Dataset listings of figures.

>> begin

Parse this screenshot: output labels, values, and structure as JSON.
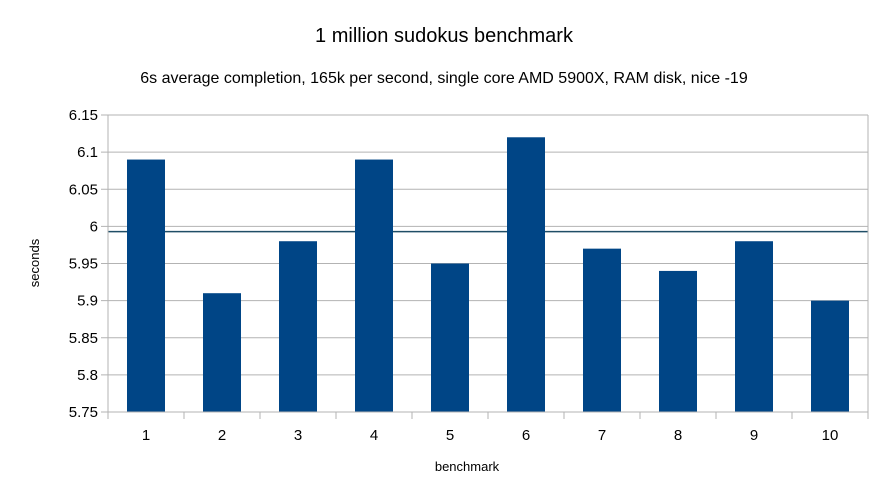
{
  "chart_data": {
    "type": "bar",
    "title": "1 million sudokus benchmark",
    "subtitle": "6s average completion, 165k per second, single core AMD 5900X, RAM disk, nice -19",
    "xlabel": "benchmark",
    "ylabel": "seconds",
    "categories": [
      "1",
      "2",
      "3",
      "4",
      "5",
      "6",
      "7",
      "8",
      "9",
      "10"
    ],
    "values": [
      6.09,
      5.91,
      5.98,
      6.09,
      5.95,
      6.12,
      5.97,
      5.94,
      5.98,
      5.9
    ],
    "ylim": [
      5.75,
      6.15
    ],
    "yticks": [
      "5.75",
      "5.8",
      "5.85",
      "5.9",
      "5.95",
      "6",
      "6.05",
      "6.1",
      "6.15"
    ],
    "reference_line": 5.993,
    "grid": true,
    "bar_color": "#004586",
    "reference_line_color": "#1f4e66",
    "grid_color": "#b3b3b3"
  }
}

>> end

Single out each line of the records above with the string "values" in it, and copy it.

Parse this screenshot: output labels, values, and structure as JSON.
    "values": [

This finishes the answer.